Given problem:
Copy every line in which the string "value" occurs.

Materials provided:

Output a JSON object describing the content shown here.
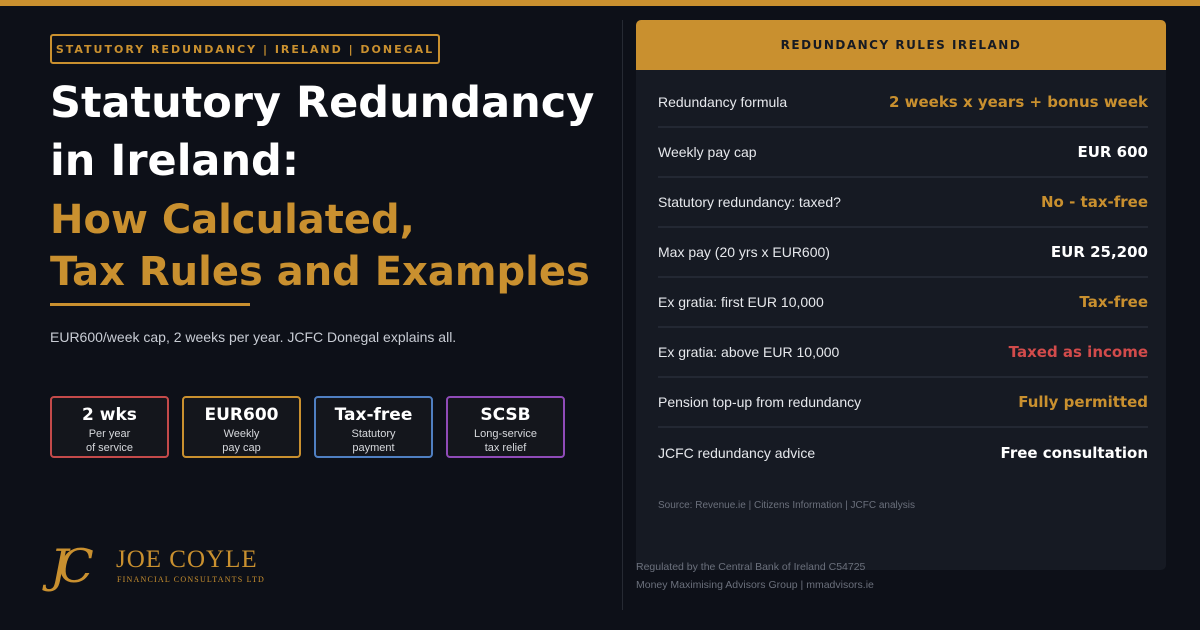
{
  "tag": "STATUTORY REDUNDANCY | IRELAND | DONEGAL",
  "title_lines": [
    "Statutory Redundancy",
    "in Ireland:"
  ],
  "subtitle_lines": [
    "How Calculated,",
    "Tax Rules and Examples"
  ],
  "lead": "EUR600/week cap, 2 weeks per year. JCFC Donegal explains all.",
  "stats": [
    {
      "value": "2 wks",
      "label_1": "Per year",
      "label_2": "of service",
      "color": "#c44a4a"
    },
    {
      "value": "EUR600",
      "label_1": "Weekly",
      "label_2": "pay cap",
      "color": "#c9902f"
    },
    {
      "value": "Tax-free",
      "label_1": "Statutory",
      "label_2": "payment",
      "color": "#4f7fc2"
    },
    {
      "value": "SCSB",
      "label_1": "Long-service",
      "label_2": "tax relief",
      "color": "#8f4bb8"
    }
  ],
  "logo": {
    "mark": "JC",
    "name": "JOE COYLE",
    "sub": "FINANCIAL CONSULTANTS LTD"
  },
  "panel": {
    "heading": "REDUNDANCY RULES IRELAND",
    "rows": [
      {
        "key": "Redundancy formula",
        "value": "2 weeks x years + bonus week",
        "color": "#c9902f"
      },
      {
        "key": "Weekly pay cap",
        "value": "EUR 600",
        "color": "#ffffff"
      },
      {
        "key": "Statutory redundancy: taxed?",
        "value": "No - tax-free",
        "color": "#c9902f"
      },
      {
        "key": "Max pay (20 yrs x EUR600)",
        "value": "EUR 25,200",
        "color": "#ffffff"
      },
      {
        "key": "Ex gratia: first EUR 10,000",
        "value": "Tax-free",
        "color": "#c9902f"
      },
      {
        "key": "Ex gratia: above EUR 10,000",
        "value": "Taxed as income",
        "color": "#d24b4b"
      },
      {
        "key": "Pension top-up from redundancy",
        "value": "Fully permitted",
        "color": "#c9902f"
      },
      {
        "key": "JCFC redundancy advice",
        "value": "Free consultation",
        "color": "#ffffff"
      }
    ],
    "source": "Source: Revenue.ie | Citizens Information | JCFC analysis"
  },
  "regulation_lines": [
    "Regulated by the Central Bank of Ireland C54725",
    "Money Maximising Advisors Group | mmadvisors.ie"
  ]
}
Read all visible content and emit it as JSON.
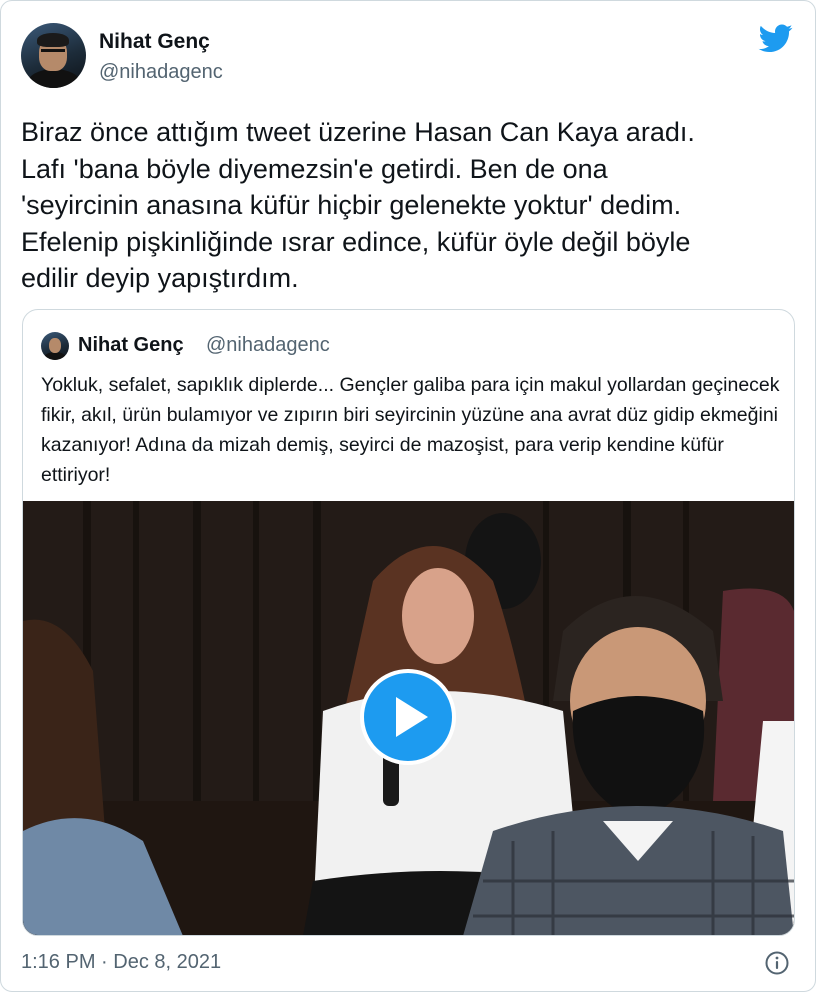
{
  "author": {
    "name": "Nihat Genç",
    "handle": "@nihadagenc"
  },
  "tweet": {
    "text": "Biraz önce attığım tweet üzerine Hasan Can Kaya aradı.\nLafı 'bana böyle diyemezsin'e getirdi. Ben de ona\n'seyircinin anasına küfür hiçbir gelenekte yoktur' dedim.\nEfelenip pişkinliğinde ısrar edince, küfür öyle değil böyle\nedilir deyip yapıştırdım.",
    "timestamp": "1:16 PM · Dec 8, 2021"
  },
  "quoted_tweet": {
    "name": "Nihat Genç",
    "handle": "@nihadagenc",
    "text": "Yokluk, sefalet, sapıklık diplerde... Gençler galiba para için makul yollardan geçinecek fikir, akıl, ürün bulamıyor ve zıpırın biri seyircinin yüzüne ana avrat düz gidip ekmeğini kazanıyor! Adına da mizah demiş, seyirci de mazoşist, para verip kendine küfür ettiriyor!"
  },
  "icons": {
    "brand": "twitter-bird-icon",
    "play": "play-icon",
    "info": "info-icon"
  },
  "colors": {
    "accent": "#1d9bf0",
    "text_primary": "#0f1419",
    "text_secondary": "#536471",
    "border": "#cfd9de"
  }
}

Solution for this task:
      "value": "2 wks",
      "value": "EUR600",
      "value": "Tax-free",
      "value": "SCSB",
        "value": "2 weeks x years + bonus week",
        "value": "EUR 600",
        "value": "No - tax-free",
        "value": "EUR 25,200",
        "value": "Tax-free",
        "value": "Taxed as income",
        "value": "Fully permitted",
        "value": "Free consultation",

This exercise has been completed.